THE EXERCISE
Present the following entries again, word for word and in full.

(Data records)
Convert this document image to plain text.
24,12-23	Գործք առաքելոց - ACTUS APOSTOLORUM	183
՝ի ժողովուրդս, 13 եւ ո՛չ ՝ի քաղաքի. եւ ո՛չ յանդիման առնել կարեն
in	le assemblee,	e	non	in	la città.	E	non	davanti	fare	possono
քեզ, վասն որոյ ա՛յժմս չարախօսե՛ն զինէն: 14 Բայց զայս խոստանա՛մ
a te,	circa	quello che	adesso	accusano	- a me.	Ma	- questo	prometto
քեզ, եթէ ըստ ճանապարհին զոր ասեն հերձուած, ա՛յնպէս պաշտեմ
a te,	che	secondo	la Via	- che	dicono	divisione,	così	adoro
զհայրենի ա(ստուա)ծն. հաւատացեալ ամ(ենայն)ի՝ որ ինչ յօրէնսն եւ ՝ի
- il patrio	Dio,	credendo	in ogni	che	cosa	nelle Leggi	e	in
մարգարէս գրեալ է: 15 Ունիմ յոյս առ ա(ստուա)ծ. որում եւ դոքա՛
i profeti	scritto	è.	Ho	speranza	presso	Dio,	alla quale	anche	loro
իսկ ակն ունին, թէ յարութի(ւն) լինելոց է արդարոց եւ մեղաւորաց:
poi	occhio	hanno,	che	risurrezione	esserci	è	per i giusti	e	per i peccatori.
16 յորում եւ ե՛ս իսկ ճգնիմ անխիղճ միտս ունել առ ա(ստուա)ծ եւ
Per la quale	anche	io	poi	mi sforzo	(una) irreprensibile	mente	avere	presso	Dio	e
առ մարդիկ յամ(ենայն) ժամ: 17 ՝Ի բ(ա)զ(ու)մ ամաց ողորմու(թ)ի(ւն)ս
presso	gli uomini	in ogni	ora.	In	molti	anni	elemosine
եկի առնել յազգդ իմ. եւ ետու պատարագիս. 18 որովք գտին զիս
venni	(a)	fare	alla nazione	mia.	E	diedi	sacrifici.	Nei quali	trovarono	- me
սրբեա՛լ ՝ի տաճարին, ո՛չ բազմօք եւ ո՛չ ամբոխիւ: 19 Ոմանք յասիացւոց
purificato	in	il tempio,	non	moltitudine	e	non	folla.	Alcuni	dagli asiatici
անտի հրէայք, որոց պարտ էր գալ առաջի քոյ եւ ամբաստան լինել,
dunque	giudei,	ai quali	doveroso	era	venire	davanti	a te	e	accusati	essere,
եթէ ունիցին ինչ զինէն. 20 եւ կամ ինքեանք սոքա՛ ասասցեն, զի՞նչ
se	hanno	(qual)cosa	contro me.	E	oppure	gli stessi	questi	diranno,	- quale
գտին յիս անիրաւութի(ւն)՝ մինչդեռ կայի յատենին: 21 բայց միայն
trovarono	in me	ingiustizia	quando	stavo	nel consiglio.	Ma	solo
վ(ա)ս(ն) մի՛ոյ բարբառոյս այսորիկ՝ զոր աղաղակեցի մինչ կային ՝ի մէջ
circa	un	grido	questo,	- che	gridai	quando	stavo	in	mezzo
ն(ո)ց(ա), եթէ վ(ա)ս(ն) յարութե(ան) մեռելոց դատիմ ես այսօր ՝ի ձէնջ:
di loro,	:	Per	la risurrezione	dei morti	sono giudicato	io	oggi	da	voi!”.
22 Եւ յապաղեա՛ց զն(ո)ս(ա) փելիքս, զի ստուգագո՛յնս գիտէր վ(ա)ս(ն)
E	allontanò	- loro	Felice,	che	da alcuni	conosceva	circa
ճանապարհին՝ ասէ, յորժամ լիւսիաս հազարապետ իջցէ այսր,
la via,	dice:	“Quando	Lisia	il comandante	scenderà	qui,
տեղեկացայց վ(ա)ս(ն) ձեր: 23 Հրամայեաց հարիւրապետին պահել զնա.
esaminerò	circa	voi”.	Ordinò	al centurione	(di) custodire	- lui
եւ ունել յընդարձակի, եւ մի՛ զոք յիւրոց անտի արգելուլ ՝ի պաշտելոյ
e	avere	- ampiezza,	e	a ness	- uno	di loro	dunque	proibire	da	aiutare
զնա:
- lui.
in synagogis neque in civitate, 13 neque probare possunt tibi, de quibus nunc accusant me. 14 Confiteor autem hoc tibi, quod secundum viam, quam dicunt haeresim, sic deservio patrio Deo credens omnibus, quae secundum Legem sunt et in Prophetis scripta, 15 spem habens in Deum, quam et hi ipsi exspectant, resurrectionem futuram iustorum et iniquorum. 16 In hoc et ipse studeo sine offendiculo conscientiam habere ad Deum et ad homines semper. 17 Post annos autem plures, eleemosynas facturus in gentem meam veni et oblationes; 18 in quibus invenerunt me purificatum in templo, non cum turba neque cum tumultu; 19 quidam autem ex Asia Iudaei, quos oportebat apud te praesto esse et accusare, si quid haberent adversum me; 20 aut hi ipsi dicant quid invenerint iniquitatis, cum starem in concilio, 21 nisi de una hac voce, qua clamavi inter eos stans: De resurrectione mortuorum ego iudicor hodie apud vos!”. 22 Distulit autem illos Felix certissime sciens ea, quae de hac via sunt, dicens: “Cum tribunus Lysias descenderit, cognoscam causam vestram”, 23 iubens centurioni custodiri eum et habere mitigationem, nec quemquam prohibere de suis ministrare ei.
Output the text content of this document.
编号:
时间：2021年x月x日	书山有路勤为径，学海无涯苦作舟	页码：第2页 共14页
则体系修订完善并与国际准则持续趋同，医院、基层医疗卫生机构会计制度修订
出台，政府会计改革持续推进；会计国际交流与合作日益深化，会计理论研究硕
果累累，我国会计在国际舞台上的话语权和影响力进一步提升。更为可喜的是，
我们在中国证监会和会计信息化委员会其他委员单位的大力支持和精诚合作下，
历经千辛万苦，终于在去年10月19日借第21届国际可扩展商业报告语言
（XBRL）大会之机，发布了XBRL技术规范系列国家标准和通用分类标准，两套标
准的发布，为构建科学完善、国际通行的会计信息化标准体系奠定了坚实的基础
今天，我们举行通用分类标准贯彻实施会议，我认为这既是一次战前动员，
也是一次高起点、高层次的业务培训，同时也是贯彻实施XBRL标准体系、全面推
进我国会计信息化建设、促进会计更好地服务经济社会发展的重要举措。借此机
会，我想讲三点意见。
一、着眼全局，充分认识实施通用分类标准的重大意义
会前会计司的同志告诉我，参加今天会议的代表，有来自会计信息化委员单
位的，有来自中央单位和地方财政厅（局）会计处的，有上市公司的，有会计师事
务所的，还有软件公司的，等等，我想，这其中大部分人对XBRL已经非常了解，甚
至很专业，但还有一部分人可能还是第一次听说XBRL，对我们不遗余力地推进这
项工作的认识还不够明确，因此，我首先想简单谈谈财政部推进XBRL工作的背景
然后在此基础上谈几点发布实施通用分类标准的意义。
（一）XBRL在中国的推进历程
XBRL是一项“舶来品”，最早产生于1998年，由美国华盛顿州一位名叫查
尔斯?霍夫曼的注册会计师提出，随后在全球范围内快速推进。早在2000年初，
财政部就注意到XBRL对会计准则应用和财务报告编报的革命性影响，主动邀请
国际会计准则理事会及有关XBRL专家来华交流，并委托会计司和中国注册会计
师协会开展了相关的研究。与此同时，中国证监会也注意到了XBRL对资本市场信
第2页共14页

THE RESULT
Convert this document image to plain text.
24,12-23	Գործք առաքելոց - ACTUS APOSTOLORUM	183
՝ի ժողովուրդս, 13 եւ ո՛չ ՝ի քաղաքի. եւ ո՛չ յանդիման առնել կարեն
in	le assemblee,	e	non	in	la città.	E	non	davanti	fare	possono
քեզ, վասն որոյ ա՛յժմս չարախօսե՛ն զինէն: 14 Բայց զայս խոստանա՛մ
a te,	circa	quello che	adesso	accusano	- a me.	Ma	- questo	prometto
քեզ, եթէ ըստ ճանապարհին զոր ասեն հերձուած, ա՛յնպէս պաշտեմ
a te,	che	secondo	la Via	- che	dicono	divisione,	così	adoro
զհայրենի ա(ստուա)ծն. հաւատացեալ ամ(ենայն)ի՝ որ ինչ յօրէնսն եւ ՝ի
- il patrio	Dio,	credendo	in ogni	che	cosa	nelle Leggi	e	in
մարգարէս գրեալ է: 15 Ունիմ յոյս առ ա(ստուա)ծ. որում եւ դոքա՛
i profeti	scritto	è.	Ho	speranza	presso	Dio,	alla quale	anche	loro
իսկ ակն ունին, թէ յարութի(ւն) լինելոց է արդարոց եւ մեղաւորաց:
poi	occhio	hanno,	che	risurrezione	esserci	è	per i giusti	e	per i peccatori.
16 յորում եւ ե՛ս իսկ ճգնիմ անխիղճ միտս ունել առ ա(ստուա)ծ եւ
Per la quale	anche	io	poi	mi sforzo	(una) irreprensibile	mente	avere	presso	Dio	e
առ մարդիկ յամ(ենայն) ժամ: 17 ՝Ի բ(ա)զ(ու)մ ամաց ողորմու(թ)ի(ւն)ս
presso	gli uomini	in ogni	ora.	In	molti	anni	elemosine
եկի առնել յազգդ իմ. եւ ետու պատարագիս. 18 որովք գտին զիս
venni	(a)	fare	alla nazione	mia.	E	diedi	sacrifici.	Nei quali	trovarono	- me
սրբեա՛լ ՝ի տաճարին, ո՛չ բազմօք եւ ո՛չ ամբոխիւ: 19 Ոմանք յասիացւոց
purificato	in	il tempio,	non	moltitudine	e	non	folla.	Alcuni	dagli asiatici
անտի հրէայք, որոց պարտ էր գալ առաջի քոյ եւ ամբաստան լինել,
dunque	giudei,	ai quali	doveroso	era	venire	davanti	a te	e	accusati	essere,
եթէ ունիցին ինչ զինէն. 20 եւ կամ ինքեանք սոքա՛ ասասցեն, զի՞նչ
se	hanno	(qual)cosa	contro me.	E	oppure	gli stessi	questi	diranno,	- quale
գտին յիս անիրաւութի(ւն)՝ մինչդեռ կայի յատենին: 21 բայց միայն
trovarono	in me	ingiustizia	quando	stavo	nel consiglio.	Ma	solo
վ(ա)ս(ն) մի՛ոյ բարբառոյս այսորիկ՝ զոր աղաղակեցի մինչ կային ՝ի մէջ
circa	un	grido	questo,	- che	gridai	quando	stavo	in	mezzo
ն(ո)ց(ա), եթէ վ(ա)ս(ն) յարութե(ան) մեռելոց դատիմ ես այսօր ՝ի ձէնջ:
di loro,	:	Per	la risurrezione	dei morti	sono giudicato	io	oggi	da	voi!”.
22 Եւ յապաղեա՛ց զն(ո)ս(ա) փելիքս, զի ստուգագո՛յնս գիտէր վ(ա)ս(ն)
E	allontanò	- loro	Felice,	che	da alcuni	conosceva	circa
ճանապարհին՝ ասէ, յորժամ լիւսիաս հազարապետ իջցէ այսր,
la via,	dice:	“Quando	Lisia	il comandante	scenderà	qui,
տեղեկացայց վ(ա)ս(ն) ձեր: 23 Հրամայեաց հարիւրապետին պահել զնա.
esaminerò	circa	voi”.	Ordinò	al centurione	(di) custodire	- lui
եւ ունել յընդարձակի, եւ մի՛ զոք յիւրոց անտի արգելուլ ՝ի պաշտելոյ
e	avere	- ampiezza,	e	a ness	- uno	di loro	dunque	proibire	da	aiutare
զնա:
- lui.
in synagogis neque in civitate, 13 neque probare possunt tibi, de quibus nunc accusant me. 14 Confiteor autem hoc tibi, quod secundum viam, quam dicunt haeresim, sic deservio patrio Deo credens omnibus, quae secundum Legem sunt et in Prophetis scripta, 15 spem habens in Deum, quam et hi ipsi exspectant, resurrectionem futuram iustorum et iniquorum. 16 In hoc et ipse studeo sine offendiculo conscientiam habere ad Deum et ad homines semper. 17 Post annos autem plures, eleemosynas facturus in gentem meam veni et oblationes; 18 in quibus invenerunt me purificatum in templo, non cum turba neque cum tumultu; 19 quidam autem ex Asia Iudaei, quos oportebat apud te praesto esse et accusare, si quid haberent adversum me; 20 aut hi ipsi dicant quid invenerint iniquitatis, cum starem in concilio, 21 nisi de una hac voce, qua clamavi inter eos stans: De resurrectione mortuorum ego iudicor hodie apud vos!”. 22 Distulit autem illos Felix certissime sciens ea, quae de hac via sunt, dicens: “Cum tribunus Lysias descenderit, cognoscam causam vestram”, 23 iubens centurioni custodiri eum et habere mitigationem, nec quemquam prohibere de suis ministrare ei.
Output the text content of this document.
编号:
时间：2021年x月x日	书山有路勤为径，学海无涯苦作舟	页码：第2页 共14页
则体系修订完善并与国际准则持续趋同，医院、基层医疗卫生机构会计制度修订
出台，政府会计改革持续推进；会计国际交流与合作日益深化，会计理论研究硕
果累累，我国会计在国际舞台上的话语权和影响力进一步提升。更为可喜的是，
我们在中国证监会和会计信息化委员会其他委员单位的大力支持和精诚合作下，
历经千辛万苦，终于在去年10月19日借第21届国际可扩展商业报告语言
（XBRL）大会之机，发布了XBRL技术规范系列国家标准和通用分类标准，两套标
准的发布，为构建科学完善、国际通行的会计信息化标准体系奠定了坚实的基础
今天，我们举行通用分类标准贯彻实施会议，我认为这既是一次战前动员，
也是一次高起点、高层次的业务培训，同时也是贯彻实施XBRL标准体系、全面推
进我国会计信息化建设、促进会计更好地服务经济社会发展的重要举措。借此机
会，我想讲三点意见。
一、着眼全局，充分认识实施通用分类标准的重大意义
会前会计司的同志告诉我，参加今天会议的代表，有来自会计信息化委员单
位的，有来自中央单位和地方财政厅（局）会计处的，有上市公司的，有会计师事
务所的，还有软件公司的，等等，我想，这其中大部分人对XBRL已经非常了解，甚
至很专业，但还有一部分人可能还是第一次听说XBRL，对我们不遗余力地推进这
项工作的认识还不够明确，因此，我首先想简单谈谈财政部推进XBRL工作的背景
然后在此基础上谈几点发布实施通用分类标准的意义。
（一）XBRL在中国的推进历程
XBRL是一项“舶来品”，最早产生于1998年，由美国华盛顿州一位名叫查
尔斯?霍夫曼的注册会计师提出，随后在全球范围内快速推进。早在2000年初，
财政部就注意到XBRL对会计准则应用和财务报告编报的革命性影响，主动邀请
国际会计准则理事会及有关XBRL专家来华交流，并委托会计司和中国注册会计
师协会开展了相关的研究。与此同时，中国证监会也注意到了XBRL对资本市场信
第2页共14页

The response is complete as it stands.